### SUPPLIED TEXT

>>>>>

But Cowper could pour out his whole soul in sacred invective and indignant rebuke of all forms of sacrilege and impiety, and could impress, in verse, all compact with thought and earnestness, the sanctifying and beloved themes of the gospel that inspired his heart. There was neither hesitation nor shrinking here, no disguise nor mitigation, no qualifying nor softening of the truth; but with the utmost plainness and point it was applied to the heart and conscience. With a dignity and power above all mere rhetoric, with a simplicity and terseness of speech that did not admit the possibility of being misunderstood, he presented in his poem on "Truth," the much-abused and derided doctrine of justification by faith in an atoning Saviour. With what unexpected power and pungency, and, at the same time, beauty, does that admirable poem open!

"Man, on the dubious waves of error toss'd,

His ship half founder'd, and his compass lost,
Sees, far as human optics may command,
A sleeping fog, and fancies it dry land;
Spreads all his canvas, every sinew plies;
Pants for it, aims at it, enters it, and dies!

142

PUNGENCY OF TRUTH.

Then farewell all self-satisfying schemes,
His well-built systems, philosophic dreams;
Deceitful views of future bliss, farewell!
He reads his sentence at the flames of hell.

<<<<<

### STORED ROWS
>>>>>

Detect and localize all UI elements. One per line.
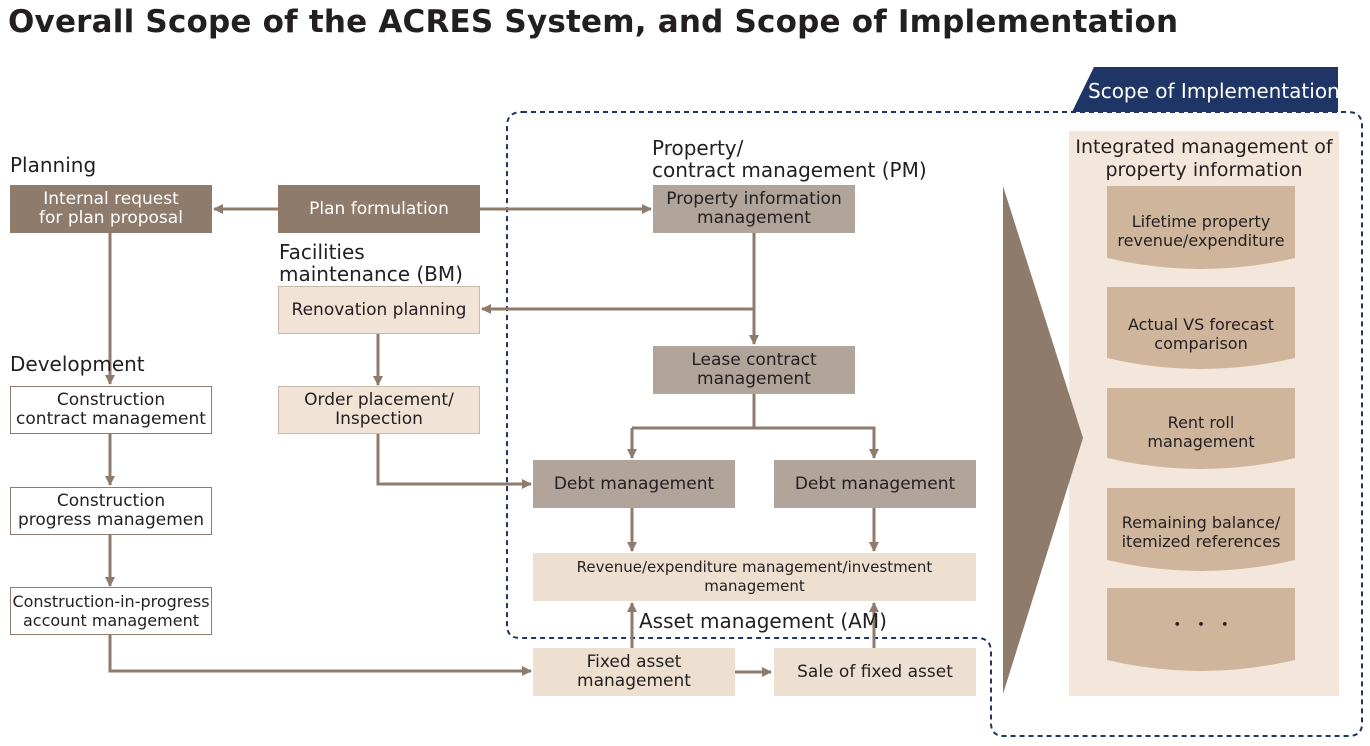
cylinder-1 bbox=[1107, 186, 1295, 269]
big-arrow-shape bbox=[1003, 186, 1083, 694]
arrow-lease-to-debt-right bbox=[754, 426, 879, 459]
box-fixed-asset: Fixed asset management bbox=[533, 648, 735, 696]
arrow-cip-to-fixed bbox=[108, 635, 532, 676]
box-debt-management-right: Debt management bbox=[774, 460, 976, 508]
cylinder-group bbox=[1107, 186, 1295, 671]
arrow-lease-split bbox=[632, 394, 756, 430]
section-am: Asset management (AM) bbox=[639, 609, 887, 633]
box-cip-account: Construction-in-progress account managem… bbox=[10, 587, 212, 635]
section-pm: Property/ contract management (PM) bbox=[652, 136, 927, 182]
cylinder-2 bbox=[1107, 287, 1295, 369]
cylinder-label-5: ・ ・ ・ bbox=[1168, 615, 1234, 636]
box-property-info: Property information management bbox=[653, 185, 855, 233]
box-order-placement: Order placement/ Inspection bbox=[278, 386, 480, 434]
cylinder-4 bbox=[1107, 488, 1295, 571]
box-debt-management-left: Debt management bbox=[533, 460, 735, 508]
section-development: Development bbox=[10, 352, 145, 376]
connector-group bbox=[105, 204, 879, 677]
scope-tab-shape bbox=[1072, 67, 1338, 112]
box-lease-contract: Lease contract management bbox=[653, 346, 855, 394]
box-revenue-management: Revenue/expenditure management/investmen… bbox=[533, 553, 976, 601]
section-planning: Planning bbox=[10, 153, 97, 177]
cylinder-5 bbox=[1107, 588, 1295, 671]
section-bm: Facilities maintenance (BM) bbox=[279, 240, 463, 286]
integrated-title: Integrated management of property inform… bbox=[1075, 136, 1333, 181]
cylinder-label-1: Lifetime property revenue/expenditure bbox=[1117, 212, 1285, 250]
cylinder-label-4: Remaining balance/ itemized references bbox=[1121, 513, 1281, 551]
page-title: Overall Scope of the ACRES System, and S… bbox=[8, 4, 1179, 40]
box-internal-request: Internal request for plan proposal bbox=[10, 185, 212, 233]
box-construction-contract: Construction contract management bbox=[10, 386, 212, 434]
box-sale-fixed-asset: Sale of fixed asset bbox=[774, 648, 976, 696]
box-construction-progress: Construction progress managemen bbox=[10, 487, 212, 535]
scope-boundary bbox=[506, 111, 1363, 737]
cylinder-label-3: Rent roll management bbox=[1147, 413, 1255, 451]
box-plan-formulation: Plan formulation bbox=[278, 185, 480, 233]
cylinder-3 bbox=[1107, 388, 1295, 469]
box-renovation-planning: Renovation planning bbox=[278, 286, 480, 334]
cylinder-label-2: Actual VS forecast comparison bbox=[1127, 315, 1275, 353]
scope-tab-label: Scope of Implementation bbox=[1088, 79, 1340, 103]
arrow-order-to-debt bbox=[376, 433, 532, 489]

<<<<<

### GOAL
Return the passage on Cowper's poem "Truth" in full, word for word, with nothing changed.

### ANSWER TO THIS PROBLEM
But Cowper could pour out his whole soul in sacred invective and indignant rebuke of all forms of sacrilege and impiety, and could impress, in verse, all compact with thought and earnestness, the sanctifying and beloved themes of the gospel that inspired his heart. There was neither hesitation nor shrinking here, no disguise nor mitigation, no qualifying nor softening of the truth; but with the utmost plainness and point it was applied to the heart and conscience. With a dignity and power above all mere rhetoric, with a simplicity and terseness of speech that did not admit the possibility of being misunderstood, he presented in his poem on "Truth," the much-abused and derided doctrine of justification by faith in an atoning Saviour. With what unexpected power and pungency, and, at the same time, beauty, does that admirable poem open!

"Man, on the dubious waves of error toss'd,

His ship half founder'd, and his compass lost,
Sees, far as human optics may command,
A sleeping fog, and fancies it dry land;
Spreads all his canvas, every sinew plies;
Pants for it, aims at it, enters it, and dies!

142

PUNGENCY OF TRUTH.

Then farewell all self-satisfying schemes,
His well-built systems, philosophic dreams;
Deceitful views of future bliss, farewell!
He reads his sentence at the flames of hell.